• Records for processing
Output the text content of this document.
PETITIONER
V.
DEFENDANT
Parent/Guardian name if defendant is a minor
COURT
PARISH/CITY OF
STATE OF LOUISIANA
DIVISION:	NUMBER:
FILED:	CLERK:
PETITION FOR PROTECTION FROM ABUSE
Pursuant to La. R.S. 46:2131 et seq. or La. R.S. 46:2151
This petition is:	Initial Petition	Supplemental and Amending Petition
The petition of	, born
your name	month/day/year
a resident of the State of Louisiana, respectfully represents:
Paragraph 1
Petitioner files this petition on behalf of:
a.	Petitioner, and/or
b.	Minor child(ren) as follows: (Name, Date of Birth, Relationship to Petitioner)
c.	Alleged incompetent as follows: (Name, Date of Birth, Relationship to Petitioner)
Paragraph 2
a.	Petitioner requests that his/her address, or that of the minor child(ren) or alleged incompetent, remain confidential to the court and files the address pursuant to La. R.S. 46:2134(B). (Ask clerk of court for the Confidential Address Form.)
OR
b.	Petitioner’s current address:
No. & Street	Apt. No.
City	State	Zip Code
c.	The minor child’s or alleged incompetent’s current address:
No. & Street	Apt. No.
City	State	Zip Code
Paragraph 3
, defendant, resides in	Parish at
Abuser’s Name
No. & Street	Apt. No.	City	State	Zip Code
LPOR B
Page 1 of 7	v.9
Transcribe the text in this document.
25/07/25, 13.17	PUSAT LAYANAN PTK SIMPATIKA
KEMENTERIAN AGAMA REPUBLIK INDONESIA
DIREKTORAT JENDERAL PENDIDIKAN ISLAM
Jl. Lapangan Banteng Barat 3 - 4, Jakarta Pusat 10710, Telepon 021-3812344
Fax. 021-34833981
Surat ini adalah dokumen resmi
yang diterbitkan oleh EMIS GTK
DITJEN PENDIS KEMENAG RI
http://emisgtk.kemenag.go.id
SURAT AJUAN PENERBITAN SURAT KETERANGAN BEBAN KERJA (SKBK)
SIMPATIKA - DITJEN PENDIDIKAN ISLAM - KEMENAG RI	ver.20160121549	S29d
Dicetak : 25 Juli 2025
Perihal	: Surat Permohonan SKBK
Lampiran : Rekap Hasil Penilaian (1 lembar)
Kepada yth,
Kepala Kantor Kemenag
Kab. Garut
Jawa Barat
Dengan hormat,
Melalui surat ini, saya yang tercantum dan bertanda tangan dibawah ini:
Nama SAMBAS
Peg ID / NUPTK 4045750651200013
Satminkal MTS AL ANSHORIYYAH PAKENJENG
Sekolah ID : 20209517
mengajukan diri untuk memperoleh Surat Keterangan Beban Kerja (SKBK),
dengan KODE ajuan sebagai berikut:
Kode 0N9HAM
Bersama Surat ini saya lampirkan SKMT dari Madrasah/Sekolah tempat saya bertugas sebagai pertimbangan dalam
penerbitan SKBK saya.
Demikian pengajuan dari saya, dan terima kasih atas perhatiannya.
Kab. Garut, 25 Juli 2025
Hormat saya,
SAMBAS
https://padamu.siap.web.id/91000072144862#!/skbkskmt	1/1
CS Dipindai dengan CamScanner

• What to do
Pull every line containing "Sekolah" from the data.

• Exercise output
Sekolah ID : 20209517
Bersama Surat ini saya lampirkan SKMT dari Madrasah/Sekolah tempat saya bertugas sebagai pertimbangan dalam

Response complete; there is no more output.